• The request
Your answer should be a single number: the count of lines in the material below that hold "Общество".

## Begin Material

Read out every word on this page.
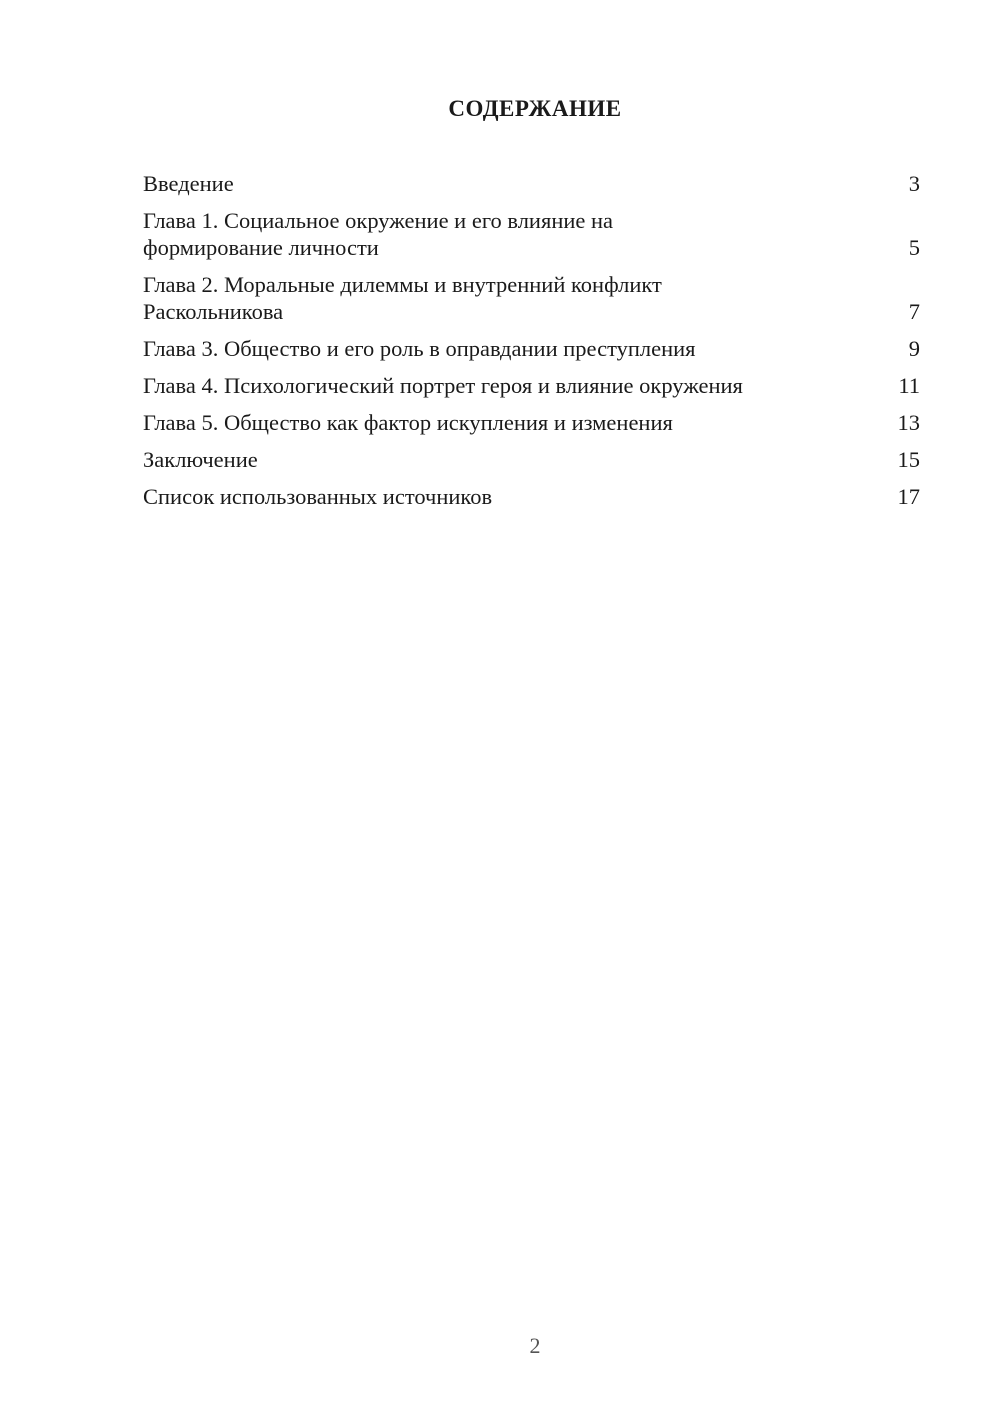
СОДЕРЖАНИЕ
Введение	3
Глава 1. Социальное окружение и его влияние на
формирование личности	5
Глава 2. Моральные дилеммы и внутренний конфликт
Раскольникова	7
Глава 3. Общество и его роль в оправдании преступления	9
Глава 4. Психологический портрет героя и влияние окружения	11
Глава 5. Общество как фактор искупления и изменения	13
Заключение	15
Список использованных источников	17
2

## End Material

• Task solution
2